_Task statement_
Each entry that follows must be output without any deviation.

_Dataset excerpts_
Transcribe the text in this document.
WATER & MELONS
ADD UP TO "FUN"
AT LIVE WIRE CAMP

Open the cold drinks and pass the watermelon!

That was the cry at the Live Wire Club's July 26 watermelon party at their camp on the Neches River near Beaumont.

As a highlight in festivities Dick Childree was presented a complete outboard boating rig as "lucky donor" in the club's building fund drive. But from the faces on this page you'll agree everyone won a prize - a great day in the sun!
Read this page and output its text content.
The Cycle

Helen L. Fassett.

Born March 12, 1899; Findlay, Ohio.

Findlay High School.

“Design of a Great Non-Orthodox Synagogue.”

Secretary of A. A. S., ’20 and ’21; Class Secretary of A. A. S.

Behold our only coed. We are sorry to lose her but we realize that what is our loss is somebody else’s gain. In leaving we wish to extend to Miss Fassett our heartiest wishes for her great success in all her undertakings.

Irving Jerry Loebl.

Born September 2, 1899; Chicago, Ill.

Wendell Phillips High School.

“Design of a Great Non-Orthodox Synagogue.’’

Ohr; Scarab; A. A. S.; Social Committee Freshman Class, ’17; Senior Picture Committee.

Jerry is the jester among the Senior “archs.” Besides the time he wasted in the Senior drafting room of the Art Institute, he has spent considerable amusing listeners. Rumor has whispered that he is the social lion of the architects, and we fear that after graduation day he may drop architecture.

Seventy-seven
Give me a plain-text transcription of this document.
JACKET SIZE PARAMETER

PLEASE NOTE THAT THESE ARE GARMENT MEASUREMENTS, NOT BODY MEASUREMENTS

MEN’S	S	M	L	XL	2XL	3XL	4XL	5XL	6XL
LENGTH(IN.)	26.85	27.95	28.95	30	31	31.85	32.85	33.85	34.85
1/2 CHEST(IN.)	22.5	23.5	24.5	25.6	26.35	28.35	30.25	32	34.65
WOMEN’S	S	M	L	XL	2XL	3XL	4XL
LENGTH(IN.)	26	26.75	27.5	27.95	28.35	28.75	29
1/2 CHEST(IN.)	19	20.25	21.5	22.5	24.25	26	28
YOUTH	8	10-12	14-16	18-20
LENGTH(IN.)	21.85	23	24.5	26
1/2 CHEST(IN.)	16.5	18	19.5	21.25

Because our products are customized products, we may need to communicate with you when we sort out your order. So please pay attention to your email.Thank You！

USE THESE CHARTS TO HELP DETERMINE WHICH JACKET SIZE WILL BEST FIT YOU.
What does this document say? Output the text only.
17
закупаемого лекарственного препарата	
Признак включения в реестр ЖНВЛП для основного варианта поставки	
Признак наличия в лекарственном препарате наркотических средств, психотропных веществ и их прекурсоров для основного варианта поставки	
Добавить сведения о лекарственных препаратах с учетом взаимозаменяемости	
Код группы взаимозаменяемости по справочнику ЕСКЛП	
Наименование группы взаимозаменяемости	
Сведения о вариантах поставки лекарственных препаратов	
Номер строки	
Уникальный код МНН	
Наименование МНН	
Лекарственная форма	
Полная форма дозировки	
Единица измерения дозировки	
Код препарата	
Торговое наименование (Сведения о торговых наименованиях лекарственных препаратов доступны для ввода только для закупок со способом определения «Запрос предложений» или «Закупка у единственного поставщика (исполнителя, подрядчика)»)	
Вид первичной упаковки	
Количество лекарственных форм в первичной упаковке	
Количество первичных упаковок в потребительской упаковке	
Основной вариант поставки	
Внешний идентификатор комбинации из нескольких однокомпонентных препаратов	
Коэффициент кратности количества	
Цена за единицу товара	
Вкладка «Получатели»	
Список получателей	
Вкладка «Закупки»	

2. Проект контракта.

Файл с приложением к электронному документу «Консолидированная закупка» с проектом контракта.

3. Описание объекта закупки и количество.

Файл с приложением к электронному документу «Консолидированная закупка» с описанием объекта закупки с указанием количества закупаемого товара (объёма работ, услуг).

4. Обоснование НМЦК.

_Task answer_
Transcribe the text in this document.
WATER & MELONS
ADD UP TO "FUN"
AT LIVE WIRE CAMP

Open the cold drinks and pass the watermelon!

That was the cry at the Live Wire Club's July 26 watermelon party at their camp on the Neches River near Beaumont.

As a highlight in festivities Dick Childree was presented a complete outboard boating rig as "lucky donor" in the club's building fund drive. But from the faces on this page you'll agree everyone won a prize - a great day in the sun!
Read this page and output its text content.
The Cycle

Helen L. Fassett.

Born March 12, 1899; Findlay, Ohio.

Findlay High School.

“Design of a Great Non-Orthodox Synagogue.”

Secretary of A. A. S., ’20 and ’21; Class Secretary of A. A. S.

Behold our only coed. We are sorry to lose her but we realize that what is our loss is somebody else’s gain. In leaving we wish to extend to Miss Fassett our heartiest wishes for her great success in all her undertakings.

Irving Jerry Loebl.

Born September 2, 1899; Chicago, Ill.

Wendell Phillips High School.

“Design of a Great Non-Orthodox Synagogue.’’

Ohr; Scarab; A. A. S.; Social Committee Freshman Class, ’17; Senior Picture Committee.

Jerry is the jester among the Senior “archs.” Besides the time he wasted in the Senior drafting room of the Art Institute, he has spent considerable amusing listeners. Rumor has whispered that he is the social lion of the architects, and we fear that after graduation day he may drop architecture.

Seventy-seven
Give me a plain-text transcription of this document.
JACKET SIZE PARAMETER

PLEASE NOTE THAT THESE ARE GARMENT MEASUREMENTS, NOT BODY MEASUREMENTS

MEN’S	S	M	L	XL	2XL	3XL	4XL	5XL	6XL
LENGTH(IN.)	26.85	27.95	28.95	30	31	31.85	32.85	33.85	34.85
1/2 CHEST(IN.)	22.5	23.5	24.5	25.6	26.35	28.35	30.25	32	34.65
WOMEN’S	S	M	L	XL	2XL	3XL	4XL
LENGTH(IN.)	26	26.75	27.5	27.95	28.35	28.75	29
1/2 CHEST(IN.)	19	20.25	21.5	22.5	24.25	26	28
YOUTH	8	10-12	14-16	18-20
LENGTH(IN.)	21.85	23	24.5	26
1/2 CHEST(IN.)	16.5	18	19.5	21.25

Because our products are customized products, we may need to communicate with you when we sort out your order. So please pay attention to your email.Thank You！

USE THESE CHARTS TO HELP DETERMINE WHICH JACKET SIZE WILL BEST FIT YOU.
What does this document say? Output the text only.
17
закупаемого лекарственного препарата	
Признак включения в реестр ЖНВЛП для основного варианта поставки	
Признак наличия в лекарственном препарате наркотических средств, психотропных веществ и их прекурсоров для основного варианта поставки	
Добавить сведения о лекарственных препаратах с учетом взаимозаменяемости	
Код группы взаимозаменяемости по справочнику ЕСКЛП	
Наименование группы взаимозаменяемости	
Сведения о вариантах поставки лекарственных препаратов	
Номер строки	
Уникальный код МНН	
Наименование МНН	
Лекарственная форма	
Полная форма дозировки	
Единица измерения дозировки	
Код препарата	
Торговое наименование (Сведения о торговых наименованиях лекарственных препаратов доступны для ввода только для закупок со способом определения «Запрос предложений» или «Закупка у единственного поставщика (исполнителя, подрядчика)»)	
Вид первичной упаковки	
Количество лекарственных форм в первичной упаковке	
Количество первичных упаковок в потребительской упаковке	
Основной вариант поставки	
Внешний идентификатор комбинации из нескольких однокомпонентных препаратов	
Коэффициент кратности количества	
Цена за единицу товара	
Вкладка «Получатели»	
Список получателей	
Вкладка «Закупки»	

2. Проект контракта.

Файл с приложением к электронному документу «Консолидированная закупка» с проектом контракта.

3. Описание объекта закупки и количество.

Файл с приложением к электронному документу «Консолидированная закупка» с описанием объекта закупки с указанием количества закупаемого товара (объёма работ, услуг).

4. Обоснование НМЦК.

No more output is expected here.